— INPUT FOR THIS TASK —
##########

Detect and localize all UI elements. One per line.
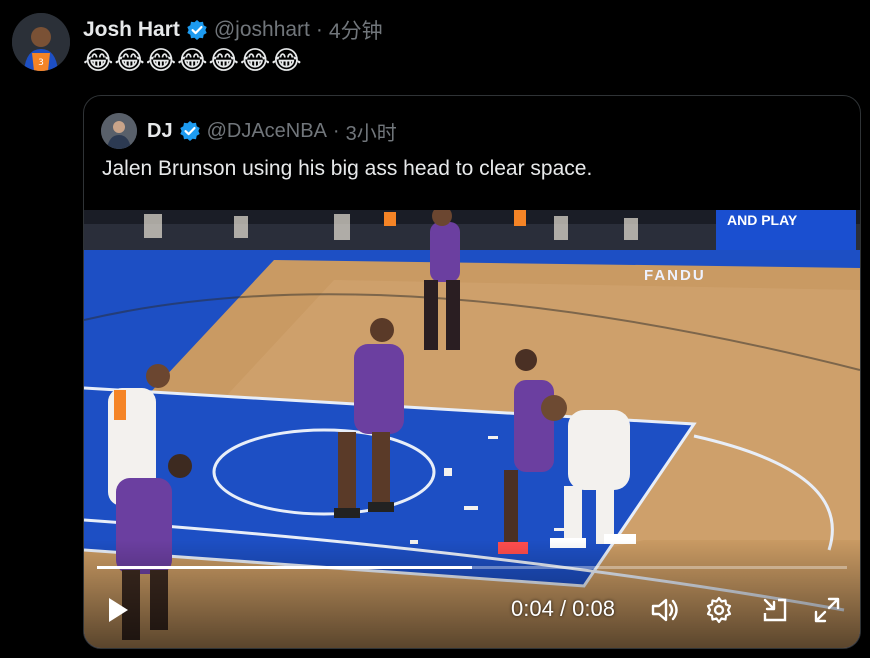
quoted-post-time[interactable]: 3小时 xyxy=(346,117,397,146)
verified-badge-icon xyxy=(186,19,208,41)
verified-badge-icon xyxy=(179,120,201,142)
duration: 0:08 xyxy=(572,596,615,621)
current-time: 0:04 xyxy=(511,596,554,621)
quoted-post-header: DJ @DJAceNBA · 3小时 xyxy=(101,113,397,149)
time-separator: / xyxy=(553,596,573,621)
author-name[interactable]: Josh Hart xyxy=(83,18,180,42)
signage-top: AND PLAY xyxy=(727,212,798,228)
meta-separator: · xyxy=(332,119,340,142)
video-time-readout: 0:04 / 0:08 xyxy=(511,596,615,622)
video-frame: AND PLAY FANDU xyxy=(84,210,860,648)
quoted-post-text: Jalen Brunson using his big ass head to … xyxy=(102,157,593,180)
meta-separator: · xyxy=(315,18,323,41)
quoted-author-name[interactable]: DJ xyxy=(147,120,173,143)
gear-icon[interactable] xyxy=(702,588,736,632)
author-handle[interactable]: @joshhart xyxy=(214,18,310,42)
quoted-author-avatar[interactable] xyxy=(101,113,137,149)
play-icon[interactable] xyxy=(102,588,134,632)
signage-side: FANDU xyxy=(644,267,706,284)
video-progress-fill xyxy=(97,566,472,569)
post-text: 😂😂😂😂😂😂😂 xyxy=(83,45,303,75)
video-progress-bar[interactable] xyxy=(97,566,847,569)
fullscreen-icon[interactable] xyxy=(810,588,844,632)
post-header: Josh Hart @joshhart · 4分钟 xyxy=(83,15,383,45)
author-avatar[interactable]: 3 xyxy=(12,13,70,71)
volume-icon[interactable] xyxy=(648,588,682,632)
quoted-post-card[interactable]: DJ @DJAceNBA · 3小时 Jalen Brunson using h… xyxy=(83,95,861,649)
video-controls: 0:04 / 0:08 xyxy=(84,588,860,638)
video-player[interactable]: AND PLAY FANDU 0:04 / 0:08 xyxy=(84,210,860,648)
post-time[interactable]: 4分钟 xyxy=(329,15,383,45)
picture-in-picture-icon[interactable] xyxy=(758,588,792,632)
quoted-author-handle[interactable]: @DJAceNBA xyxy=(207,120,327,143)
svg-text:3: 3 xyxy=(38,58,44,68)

##########

Copy the lines from the line with "quoted-post-time[interactable]: 3小时 xyxy=(346,117,397,146)" to the line with "meta-separator: · xyxy=(332,119,340,142)" without any changes.

quoted-post-time[interactable]: 3小时 xyxy=(346,117,397,146)
verified-badge-icon xyxy=(186,19,208,41)
verified-badge-icon xyxy=(179,120,201,142)
duration: 0:08 xyxy=(572,596,615,621)
current-time: 0:04 xyxy=(511,596,554,621)
quoted-post-header: DJ @DJAceNBA · 3小时 xyxy=(101,113,397,149)
time-separator: / xyxy=(553,596,573,621)
author-name[interactable]: Josh Hart xyxy=(83,18,180,42)
signage-top: AND PLAY xyxy=(727,212,798,228)
meta-separator: · xyxy=(332,119,340,142)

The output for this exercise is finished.